**EXCERPTED DATA**
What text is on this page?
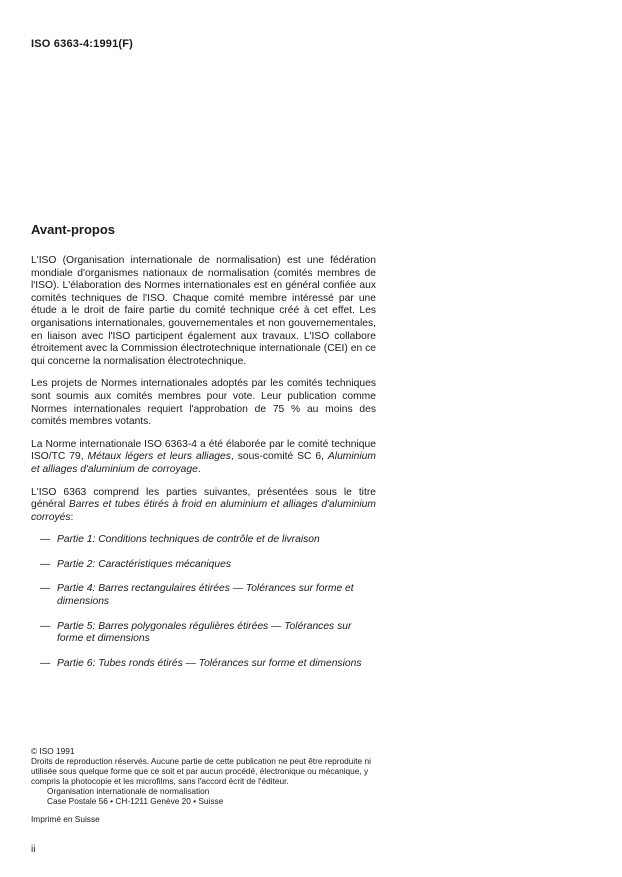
ISO 6363-4:1991(F)
Avant-propos

L'ISO (Organisation internationale de normalisation) est une fédération mondiale d'organismes nationaux de normalisation (comités membres de l'ISO). L'élaboration des Normes internationales est en général confiée aux comités techniques de l'ISO. Chaque comité membre intéressé par une étude a le droit de faire partie du comité technique créé à cet effet. Les organisations internationales, gouvernementales et non gouvernementales, en liaison avec l'ISO participent également aux travaux. L'ISO collabore étroitement avec la Commission électrotechnique internationale (CEI) en ce qui concerne la normalisation électrotechnique.

Les projets de Normes internationales adoptés par les comités techniques sont soumis aux comités membres pour vote. Leur publication comme Normes internationales requiert l'approbation de 75 % au moins des comités membres votants.

La Norme internationale ISO 6363-4 a été élaborée par le comité technique ISO/TC 79, Métaux légers et leurs alliages, sous-comité SC 6, Aluminium et alliages d'aluminium de corroyage.

L'ISO 6363 comprend les parties suivantes, présentées sous le titre général Barres et tubes étirés à froid en aluminium et alliages d'aluminium corroyés:

— Partie 1: Conditions techniques de contrôle et de livraison
— Partie 2: Caractéristiques mécaniques
— Partie 4: Barres rectangulaires étirées — Tolérances sur forme et dimensions
— Partie 5: Barres polygonales régulières étirées — Tolérances sur forme et dimensions
— Partie 6: Tubes ronds étirés — Tolérances sur forme et dimensions
© ISO 1991
Droits de reproduction réservés. Aucune partie de cette publication ne peut être reproduite ni utilisée sous quelque forme que ce soit et par aucun procédé, électronique ou mécanique, y compris la photocopie et les microfilms, sans l'accord écrit de l'éditeur.
Organisation internationale de normalisation
Case Postale 56 • CH-1211 Genève 20 • Suisse
Imprimé en Suisse
ii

**INSTRUCTIONS FOR THE TASK**
Set out every line from the material that contains the string "alliages".

**TASK OUTPUT**
La Norme internationale ISO 6363-4 a été élaborée par le comité technique ISO/TC 79, Métaux légers et leurs alliages, sous-comité SC 6, Aluminium et alliages d'aluminium de corroyage.
L'ISO 6363 comprend les parties suivantes, présentées sous le titre général Barres et tubes étirés à froid en aluminium et alliages d'aluminium corroyés:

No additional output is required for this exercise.